§ Given exercise:
Select every line below containing the word "регистрации".

(Stored dataset items)
§ §
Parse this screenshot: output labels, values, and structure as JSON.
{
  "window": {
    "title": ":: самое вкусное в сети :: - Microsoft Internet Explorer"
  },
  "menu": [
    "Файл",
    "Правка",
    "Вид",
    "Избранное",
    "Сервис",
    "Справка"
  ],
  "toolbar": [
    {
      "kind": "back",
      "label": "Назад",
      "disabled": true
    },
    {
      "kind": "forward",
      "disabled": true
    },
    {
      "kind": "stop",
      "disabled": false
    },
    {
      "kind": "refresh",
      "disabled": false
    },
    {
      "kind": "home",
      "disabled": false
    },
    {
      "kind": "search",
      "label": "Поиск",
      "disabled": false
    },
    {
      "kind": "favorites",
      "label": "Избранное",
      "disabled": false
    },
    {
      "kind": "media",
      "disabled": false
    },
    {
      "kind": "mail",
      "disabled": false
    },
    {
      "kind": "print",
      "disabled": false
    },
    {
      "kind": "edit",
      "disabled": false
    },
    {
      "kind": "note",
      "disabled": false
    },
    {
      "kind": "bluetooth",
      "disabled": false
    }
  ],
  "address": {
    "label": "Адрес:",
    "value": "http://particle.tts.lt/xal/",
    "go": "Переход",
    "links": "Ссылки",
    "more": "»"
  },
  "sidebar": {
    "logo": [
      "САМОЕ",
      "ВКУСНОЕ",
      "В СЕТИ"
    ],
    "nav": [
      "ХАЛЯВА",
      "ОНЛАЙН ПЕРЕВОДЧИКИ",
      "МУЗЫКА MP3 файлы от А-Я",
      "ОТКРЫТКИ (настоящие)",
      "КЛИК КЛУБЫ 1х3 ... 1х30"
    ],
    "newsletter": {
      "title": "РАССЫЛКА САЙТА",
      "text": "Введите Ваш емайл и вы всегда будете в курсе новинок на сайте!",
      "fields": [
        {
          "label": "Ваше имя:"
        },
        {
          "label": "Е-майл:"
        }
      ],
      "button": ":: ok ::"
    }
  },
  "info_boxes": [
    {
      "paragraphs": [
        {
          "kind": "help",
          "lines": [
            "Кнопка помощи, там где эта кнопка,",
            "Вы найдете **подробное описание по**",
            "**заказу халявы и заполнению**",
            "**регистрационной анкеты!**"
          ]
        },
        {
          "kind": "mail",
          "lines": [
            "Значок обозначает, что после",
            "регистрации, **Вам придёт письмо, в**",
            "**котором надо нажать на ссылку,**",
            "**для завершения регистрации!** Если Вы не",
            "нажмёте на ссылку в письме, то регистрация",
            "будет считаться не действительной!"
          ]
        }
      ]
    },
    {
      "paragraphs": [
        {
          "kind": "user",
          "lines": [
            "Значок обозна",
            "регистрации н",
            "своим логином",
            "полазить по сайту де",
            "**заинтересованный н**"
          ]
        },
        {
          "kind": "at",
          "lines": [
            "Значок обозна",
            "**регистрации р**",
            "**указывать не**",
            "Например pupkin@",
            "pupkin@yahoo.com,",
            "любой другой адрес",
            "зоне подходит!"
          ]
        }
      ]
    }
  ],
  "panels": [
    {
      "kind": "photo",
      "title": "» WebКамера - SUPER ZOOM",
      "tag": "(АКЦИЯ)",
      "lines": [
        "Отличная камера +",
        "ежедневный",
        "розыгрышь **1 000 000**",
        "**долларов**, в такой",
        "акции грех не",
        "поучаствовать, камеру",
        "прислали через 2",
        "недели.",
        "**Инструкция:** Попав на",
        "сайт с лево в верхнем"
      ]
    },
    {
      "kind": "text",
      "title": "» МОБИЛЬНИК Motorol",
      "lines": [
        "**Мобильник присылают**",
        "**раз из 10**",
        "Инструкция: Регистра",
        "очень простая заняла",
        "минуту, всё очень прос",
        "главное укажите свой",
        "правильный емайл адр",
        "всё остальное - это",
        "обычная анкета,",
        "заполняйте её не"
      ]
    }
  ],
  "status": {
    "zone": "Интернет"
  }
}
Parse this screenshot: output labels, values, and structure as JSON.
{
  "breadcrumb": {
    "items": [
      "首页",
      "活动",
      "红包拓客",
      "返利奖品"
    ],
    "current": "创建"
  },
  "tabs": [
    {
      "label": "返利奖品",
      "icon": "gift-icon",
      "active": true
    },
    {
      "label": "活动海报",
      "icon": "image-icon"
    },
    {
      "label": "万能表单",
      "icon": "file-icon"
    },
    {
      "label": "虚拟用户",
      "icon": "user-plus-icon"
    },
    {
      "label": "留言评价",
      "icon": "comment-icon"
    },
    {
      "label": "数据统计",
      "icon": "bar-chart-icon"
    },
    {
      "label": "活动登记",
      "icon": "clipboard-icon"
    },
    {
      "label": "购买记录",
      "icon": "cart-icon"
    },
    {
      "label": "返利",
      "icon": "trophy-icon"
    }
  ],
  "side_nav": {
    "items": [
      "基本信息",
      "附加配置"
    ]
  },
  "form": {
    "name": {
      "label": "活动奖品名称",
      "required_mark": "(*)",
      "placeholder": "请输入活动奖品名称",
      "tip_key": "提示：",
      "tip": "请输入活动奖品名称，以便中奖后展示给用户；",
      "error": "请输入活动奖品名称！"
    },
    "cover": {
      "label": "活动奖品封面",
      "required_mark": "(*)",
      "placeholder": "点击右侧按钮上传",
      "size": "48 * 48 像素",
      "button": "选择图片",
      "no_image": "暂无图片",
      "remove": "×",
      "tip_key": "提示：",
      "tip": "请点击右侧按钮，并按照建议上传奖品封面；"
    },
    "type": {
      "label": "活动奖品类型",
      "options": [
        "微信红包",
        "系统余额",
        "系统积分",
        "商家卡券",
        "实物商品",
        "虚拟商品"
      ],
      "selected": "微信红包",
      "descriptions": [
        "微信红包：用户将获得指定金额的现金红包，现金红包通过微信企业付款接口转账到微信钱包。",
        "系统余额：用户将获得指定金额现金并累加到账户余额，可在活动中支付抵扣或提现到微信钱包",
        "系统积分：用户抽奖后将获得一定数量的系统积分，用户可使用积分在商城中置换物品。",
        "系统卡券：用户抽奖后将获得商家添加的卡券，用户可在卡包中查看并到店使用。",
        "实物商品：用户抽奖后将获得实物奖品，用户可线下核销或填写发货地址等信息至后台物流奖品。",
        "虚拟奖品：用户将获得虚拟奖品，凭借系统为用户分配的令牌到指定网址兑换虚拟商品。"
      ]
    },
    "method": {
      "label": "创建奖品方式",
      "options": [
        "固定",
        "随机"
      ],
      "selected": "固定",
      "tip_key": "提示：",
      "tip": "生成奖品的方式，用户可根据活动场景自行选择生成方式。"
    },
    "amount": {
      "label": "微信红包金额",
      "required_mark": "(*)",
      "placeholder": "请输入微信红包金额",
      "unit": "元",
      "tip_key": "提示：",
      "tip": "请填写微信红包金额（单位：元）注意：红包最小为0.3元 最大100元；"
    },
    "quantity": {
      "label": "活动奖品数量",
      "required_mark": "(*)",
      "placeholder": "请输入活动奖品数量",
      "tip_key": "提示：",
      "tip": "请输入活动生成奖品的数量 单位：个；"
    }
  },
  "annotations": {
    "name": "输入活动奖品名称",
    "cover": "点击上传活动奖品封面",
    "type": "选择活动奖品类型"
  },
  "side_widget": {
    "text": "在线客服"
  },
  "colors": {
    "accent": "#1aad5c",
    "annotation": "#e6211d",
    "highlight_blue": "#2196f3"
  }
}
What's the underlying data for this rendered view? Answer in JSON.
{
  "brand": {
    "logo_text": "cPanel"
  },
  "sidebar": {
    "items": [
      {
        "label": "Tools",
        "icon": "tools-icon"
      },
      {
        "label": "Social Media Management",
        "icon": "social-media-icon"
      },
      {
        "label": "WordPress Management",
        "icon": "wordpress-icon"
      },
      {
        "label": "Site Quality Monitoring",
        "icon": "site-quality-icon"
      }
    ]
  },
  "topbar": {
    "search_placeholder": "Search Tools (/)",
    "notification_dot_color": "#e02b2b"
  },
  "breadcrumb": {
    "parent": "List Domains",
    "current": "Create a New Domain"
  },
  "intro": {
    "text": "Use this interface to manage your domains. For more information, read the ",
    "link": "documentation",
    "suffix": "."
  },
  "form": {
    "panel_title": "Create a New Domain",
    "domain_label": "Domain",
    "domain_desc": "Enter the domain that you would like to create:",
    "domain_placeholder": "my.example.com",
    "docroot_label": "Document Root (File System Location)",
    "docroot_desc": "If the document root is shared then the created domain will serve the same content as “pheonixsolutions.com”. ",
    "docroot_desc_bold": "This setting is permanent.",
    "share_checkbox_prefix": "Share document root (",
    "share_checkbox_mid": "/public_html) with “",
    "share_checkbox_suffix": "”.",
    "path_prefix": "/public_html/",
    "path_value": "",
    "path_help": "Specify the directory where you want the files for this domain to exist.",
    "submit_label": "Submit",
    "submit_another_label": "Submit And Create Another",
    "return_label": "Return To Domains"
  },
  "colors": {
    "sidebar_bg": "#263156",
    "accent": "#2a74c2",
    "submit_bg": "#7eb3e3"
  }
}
§ §
§ Response to this exercise:
            "регистрации, **Вам придёт письмо, в**",
            "**для завершения регистрации!** Если Вы не",
            "регистрации н",
            "**регистрации р**",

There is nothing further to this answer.